## [SUPPLIED RECORDS]
[START]

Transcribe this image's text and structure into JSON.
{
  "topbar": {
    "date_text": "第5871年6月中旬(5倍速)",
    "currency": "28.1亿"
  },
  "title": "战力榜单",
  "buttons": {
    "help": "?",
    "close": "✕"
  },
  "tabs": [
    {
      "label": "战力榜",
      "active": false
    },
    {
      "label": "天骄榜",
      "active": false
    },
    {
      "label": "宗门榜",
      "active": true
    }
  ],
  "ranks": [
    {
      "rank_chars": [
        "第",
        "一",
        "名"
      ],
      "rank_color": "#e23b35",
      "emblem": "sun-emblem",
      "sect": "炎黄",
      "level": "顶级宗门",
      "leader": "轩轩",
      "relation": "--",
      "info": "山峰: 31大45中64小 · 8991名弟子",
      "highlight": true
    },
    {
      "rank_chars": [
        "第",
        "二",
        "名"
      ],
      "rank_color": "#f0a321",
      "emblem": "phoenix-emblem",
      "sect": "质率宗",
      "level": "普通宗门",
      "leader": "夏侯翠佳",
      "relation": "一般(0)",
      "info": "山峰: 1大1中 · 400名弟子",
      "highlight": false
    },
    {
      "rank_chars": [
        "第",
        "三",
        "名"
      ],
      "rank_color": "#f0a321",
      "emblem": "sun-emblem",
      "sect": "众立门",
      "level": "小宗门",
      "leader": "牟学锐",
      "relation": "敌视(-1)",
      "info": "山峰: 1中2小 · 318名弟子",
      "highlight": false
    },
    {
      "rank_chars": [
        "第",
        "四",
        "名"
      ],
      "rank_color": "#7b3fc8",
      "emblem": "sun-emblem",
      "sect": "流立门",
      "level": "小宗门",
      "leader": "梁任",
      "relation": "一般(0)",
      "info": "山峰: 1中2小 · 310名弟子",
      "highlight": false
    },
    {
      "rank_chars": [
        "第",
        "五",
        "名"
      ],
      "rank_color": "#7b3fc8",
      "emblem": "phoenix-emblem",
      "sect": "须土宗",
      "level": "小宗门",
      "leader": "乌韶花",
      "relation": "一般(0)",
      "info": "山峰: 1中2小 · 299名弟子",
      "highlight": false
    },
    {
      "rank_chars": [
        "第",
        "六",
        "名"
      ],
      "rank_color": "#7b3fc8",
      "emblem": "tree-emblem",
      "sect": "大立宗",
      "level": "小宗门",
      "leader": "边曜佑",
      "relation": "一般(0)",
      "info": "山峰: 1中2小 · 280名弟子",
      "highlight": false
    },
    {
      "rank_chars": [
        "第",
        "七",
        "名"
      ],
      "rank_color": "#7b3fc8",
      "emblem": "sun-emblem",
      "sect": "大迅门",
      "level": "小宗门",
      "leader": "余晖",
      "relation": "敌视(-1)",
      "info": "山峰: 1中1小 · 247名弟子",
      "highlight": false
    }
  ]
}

[END]
[START]

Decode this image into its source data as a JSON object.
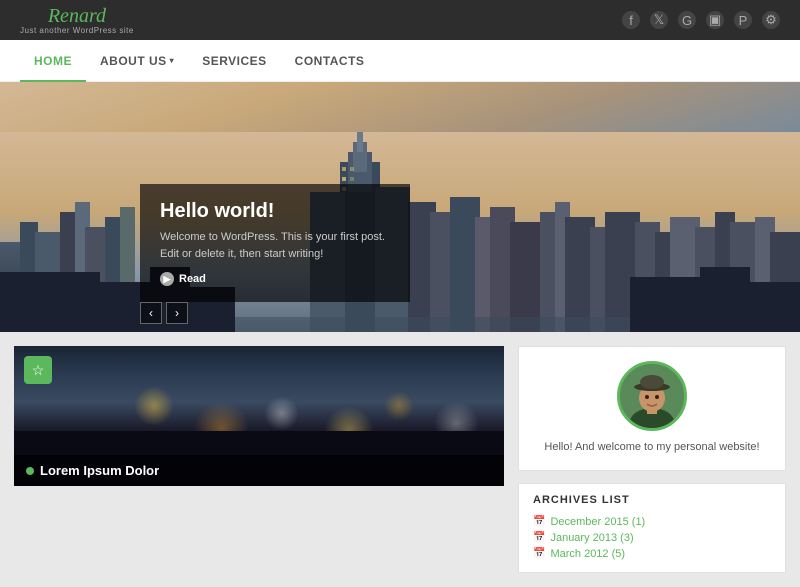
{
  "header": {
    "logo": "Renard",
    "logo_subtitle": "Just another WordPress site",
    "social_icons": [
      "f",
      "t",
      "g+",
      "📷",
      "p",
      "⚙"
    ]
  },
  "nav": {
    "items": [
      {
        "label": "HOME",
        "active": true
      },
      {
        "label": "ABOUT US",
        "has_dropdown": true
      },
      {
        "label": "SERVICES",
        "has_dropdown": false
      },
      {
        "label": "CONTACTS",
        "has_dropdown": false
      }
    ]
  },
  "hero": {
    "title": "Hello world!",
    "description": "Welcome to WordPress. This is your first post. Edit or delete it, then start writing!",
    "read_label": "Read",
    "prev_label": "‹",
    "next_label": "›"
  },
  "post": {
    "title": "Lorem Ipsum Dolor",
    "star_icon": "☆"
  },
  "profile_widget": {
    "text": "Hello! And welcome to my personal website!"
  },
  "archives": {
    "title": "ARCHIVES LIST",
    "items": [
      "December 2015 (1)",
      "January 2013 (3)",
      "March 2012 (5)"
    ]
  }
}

[END]

## [WHAT IS BEING ASKED]
In the lines above, locate the string "WordPress". Copy every line where it occurs.

## [RESPONSE BELOW]
    "logo_subtitle": "Just another WordPress site",
    "description": "Welcome to WordPress. This is your first post. Edit or delete it, then start writing!",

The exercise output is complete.